WHAT YOU WILL DO: Omit all images. Write out the rest of the material exactly.

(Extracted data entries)
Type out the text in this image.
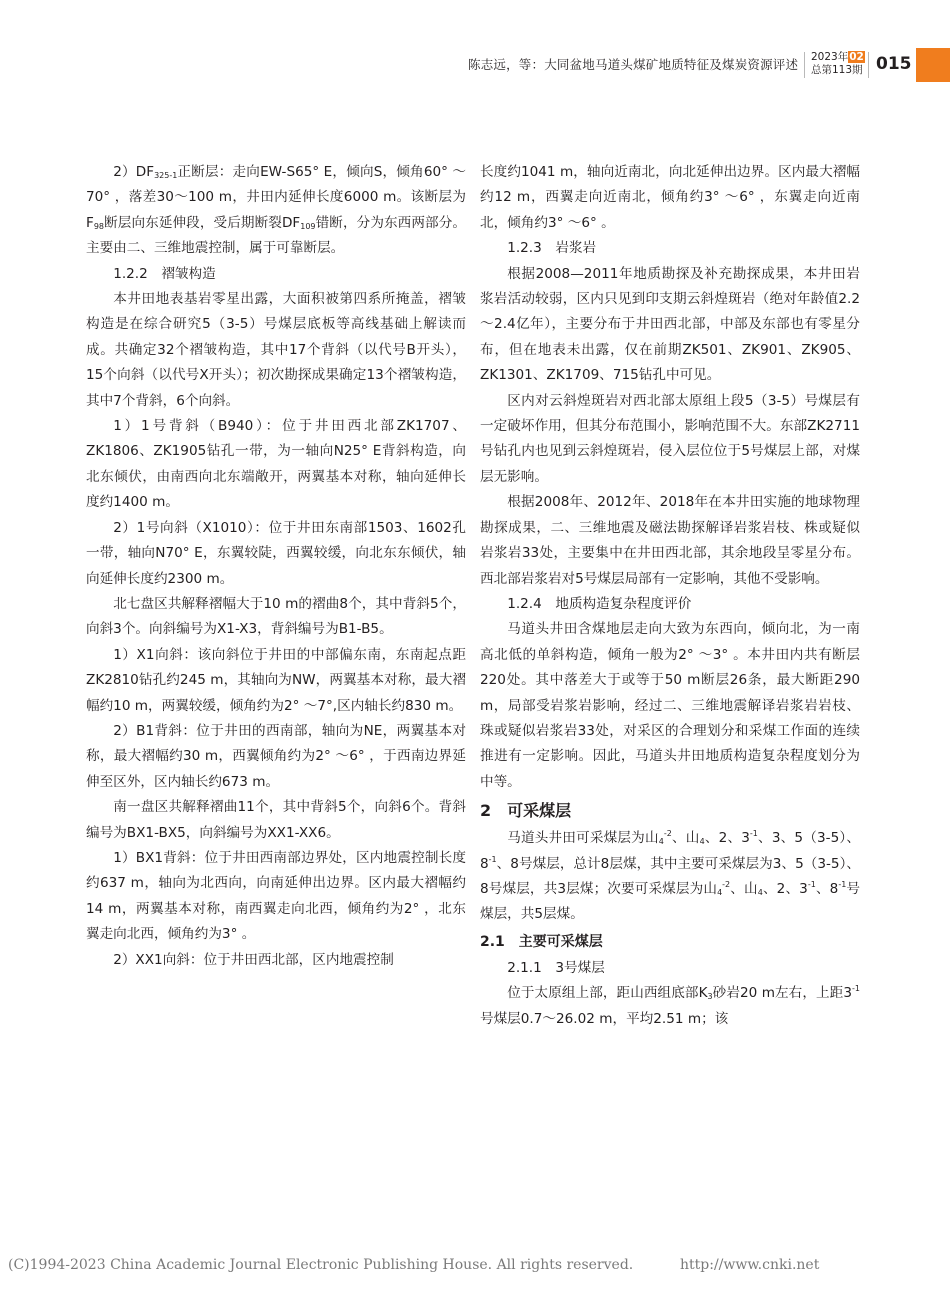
陈志远，等：大同盆地马道头煤矿地质特征及煤炭资源评述 2023年02
总第113期 015

$2)DF_{325-1}$正断层：走向EW-S65° E，倾向S，倾角60° ～70° ，落差30～100 m，井田内延伸长度6000 m。该断层为$F_{98}$断层向东延伸段，受后期断裂$DF_{109}$错断，分为东西两部分。主要由二、三维地震控制，属于可靠断层。

1.2.2　褶皱构造

本井田地表基岩零星出露，大面积被第四系所掩盖，褶皱构造是在综合研究5（3-5）号煤层底板等高线基础上解读而成。共确定32个褶皱构造，其中17个背斜（以代号B开头），15个向斜（以代号X开头）；初次勘探成果确定13个褶皱构造，其中7个背斜，6个向斜。

1）1号背斜（B940）：位于井田西北部ZK1707、ZK1806、ZK1905钻孔一带，为一轴向N25° E背斜构造，向北东倾伏，由南西向北东端敞开，两翼基本对称，轴向延伸长度约1400 m。

2）1号向斜（X1010）：位于井田东南部1503、1602孔一带，轴向N70° E，东翼较陡，西翼较缓，向北东东倾伏，轴向延伸长度约2300 m。

北七盘区共解释褶幅大于10 m的褶曲8个，其中背斜5个，向斜3个。向斜编号为X1-X3，背斜编号为B1-B5。

1）X1向斜：该向斜位于井田的中部偏东南，东南起点距ZK2810钻孔约245 m，其轴向为NW，两翼基本对称，最大褶幅约10 m，两翼较缓，倾角约为2° ～7°,区内轴长约830 m。

2）B1背斜：位于井田的西南部，轴向为NE，两翼基本对称，最大褶幅约30 m，西翼倾角约为2° ～6° ，于西南边界延伸至区外，区内轴长约673 m。

南一盘区共解释褶曲11个，其中背斜5个，向斜6个。背斜编号为BX1-BX5，向斜编号为XX1-XX6。

1）BX1背斜：位于井田西南部边界处，区内地震控制长度约637 m，轴向为北西向，向南延伸出边界。区内最大褶幅约14 m，两翼基本对称，南西翼走向北西，倾角约为2° ，北东翼走向北西，倾角约为3° 。

2）XX1向斜：位于井田西北部，区内地震控制

长度约1041 m，轴向近南北，向北延伸出边界。区内最大褶幅约12 m，西翼走向近南北，倾角约3° ～6° ，东翼走向近南北，倾角约3° ～6° 。

1.2.3　岩浆岩

根据2008—2011年地质勘探及补充勘探成果，本井田岩浆岩活动较弱，区内只见到印支期云斜煌斑岩（绝对年龄值2.2～2.4亿年），主要分布于井田西北部，中部及东部也有零星分布，但在地表未出露，仅在前期ZK501、ZK901、ZK905、ZK1301、ZK1709、715钻孔中可见。

区内对云斜煌斑岩对西北部太原组上段5（3-5）号煤层有一定破坏作用，但其分布范围小，影响范围不大。东部ZK2711号钻孔内也见到云斜煌斑岩，侵入层位位于5号煤层上部，对煤层无影响。

根据2008年、2012年、2018年在本井田实施的地球物理勘探成果，二、三维地震及磁法勘探解译岩浆岩枝、株或疑似岩浆岩33处，主要集中在井田西北部，其余地段呈零星分布。西北部岩浆岩对5号煤层局部有一定影响，其他不受影响。

1.2.4　地质构造复杂程度评价

马道头井田含煤地层走向大致为东西向，倾向北，为一南高北低的单斜构造，倾角一般为2° ～3° 。本井田内共有断层220处。其中落差大于或等于50 m断层26条，最大断距290 m，局部受岩浆岩影响，经过二、三维地震解译岩浆岩岩枝、珠或疑似岩浆岩33处，对采区的合理划分和采煤工作面的连续推进有一定影响。因此，马道头井田地质构造复杂程度划分为中等。

2　可采煤层

马道头井田可采煤层为山$_4^{-2}$、山$_4$、2、$3^{-1}$、3、5（3-5）、$8^{-1}$、8号煤层，总计8层煤，其中主要可采煤层为3、5（3-5）、8号煤层，共3层煤；次要可采煤层为山$_4^{-2}$、山$_4$、2、$3^{-1}$、$8^{-1}$号煤层，共5层煤。

2.1　主要可采煤层

2.1.1　3号煤层

位于太原组上部，距山西组底部$K_3$砂岩20 m左右，上距$3^{-1}$号煤层0.7～26.02 m，平均2.51 m；该

(C)1994-2023 China Academic Journal Electronic Publishing House. All rights reserved.	http://www.cnki.net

REPLY TO THE EXERCISE:
Type out the text in this image.
陈志远，等：大同盆地马道头煤矿地质特征及煤炭资源评述 2023年02
总第113期 015

$2)DF_{325-1}$正断层：走向EW-S65° E，倾向S，倾角60° ～70° ，落差30～100 m，井田内延伸长度6000 m。该断层为$F_{98}$断层向东延伸段，受后期断裂$DF_{109}$错断，分为东西两部分。主要由二、三维地震控制，属于可靠断层。

1.2.2　褶皱构造

本井田地表基岩零星出露，大面积被第四系所掩盖，褶皱构造是在综合研究5（3-5）号煤层底板等高线基础上解读而成。共确定32个褶皱构造，其中17个背斜（以代号B开头），15个向斜（以代号X开头）；初次勘探成果确定13个褶皱构造，其中7个背斜，6个向斜。

1）1号背斜（B940）：位于井田西北部ZK1707、ZK1806、ZK1905钻孔一带，为一轴向N25° E背斜构造，向北东倾伏，由南西向北东端敞开，两翼基本对称，轴向延伸长度约1400 m。

2）1号向斜（X1010）：位于井田东南部1503、1602孔一带，轴向N70° E，东翼较陡，西翼较缓，向北东东倾伏，轴向延伸长度约2300 m。

北七盘区共解释褶幅大于10 m的褶曲8个，其中背斜5个，向斜3个。向斜编号为X1-X3，背斜编号为B1-B5。

1）X1向斜：该向斜位于井田的中部偏东南，东南起点距ZK2810钻孔约245 m，其轴向为NW，两翼基本对称，最大褶幅约10 m，两翼较缓，倾角约为2° ～7°,区内轴长约830 m。

2）B1背斜：位于井田的西南部，轴向为NE，两翼基本对称，最大褶幅约30 m，西翼倾角约为2° ～6° ，于西南边界延伸至区外，区内轴长约673 m。

南一盘区共解释褶曲11个，其中背斜5个，向斜6个。背斜编号为BX1-BX5，向斜编号为XX1-XX6。

1）BX1背斜：位于井田西南部边界处，区内地震控制长度约637 m，轴向为北西向，向南延伸出边界。区内最大褶幅约14 m，两翼基本对称，南西翼走向北西，倾角约为2° ，北东翼走向北西，倾角约为3° 。

2）XX1向斜：位于井田西北部，区内地震控制

长度约1041 m，轴向近南北，向北延伸出边界。区内最大褶幅约12 m，西翼走向近南北，倾角约3° ～6° ，东翼走向近南北，倾角约3° ～6° 。

1.2.3　岩浆岩

根据2008—2011年地质勘探及补充勘探成果，本井田岩浆岩活动较弱，区内只见到印支期云斜煌斑岩（绝对年龄值2.2～2.4亿年），主要分布于井田西北部，中部及东部也有零星分布，但在地表未出露，仅在前期ZK501、ZK901、ZK905、ZK1301、ZK1709、715钻孔中可见。

区内对云斜煌斑岩对西北部太原组上段5（3-5）号煤层有一定破坏作用，但其分布范围小，影响范围不大。东部ZK2711号钻孔内也见到云斜煌斑岩，侵入层位位于5号煤层上部，对煤层无影响。

根据2008年、2012年、2018年在本井田实施的地球物理勘探成果，二、三维地震及磁法勘探解译岩浆岩枝、株或疑似岩浆岩33处，主要集中在井田西北部，其余地段呈零星分布。西北部岩浆岩对5号煤层局部有一定影响，其他不受影响。

1.2.4　地质构造复杂程度评价

马道头井田含煤地层走向大致为东西向，倾向北，为一南高北低的单斜构造，倾角一般为2° ～3° 。本井田内共有断层220处。其中落差大于或等于50 m断层26条，最大断距290 m，局部受岩浆岩影响，经过二、三维地震解译岩浆岩岩枝、珠或疑似岩浆岩33处，对采区的合理划分和采煤工作面的连续推进有一定影响。因此，马道头井田地质构造复杂程度划分为中等。

2　可采煤层

马道头井田可采煤层为山$_4^{-2}$、山$_4$、2、$3^{-1}$、3、5（3-5）、$8^{-1}$、8号煤层，总计8层煤，其中主要可采煤层为3、5（3-5）、8号煤层，共3层煤；次要可采煤层为山$_4^{-2}$、山$_4$、2、$3^{-1}$、$8^{-1}$号煤层，共5层煤。

2.1　主要可采煤层

2.1.1　3号煤层

位于太原组上部，距山西组底部$K_3$砂岩20 m左右，上距$3^{-1}$号煤层0.7～26.02 m，平均2.51 m；该

(C)1994-2023 China Academic Journal Electronic Publishing House. All rights reserved.	http://www.cnki.net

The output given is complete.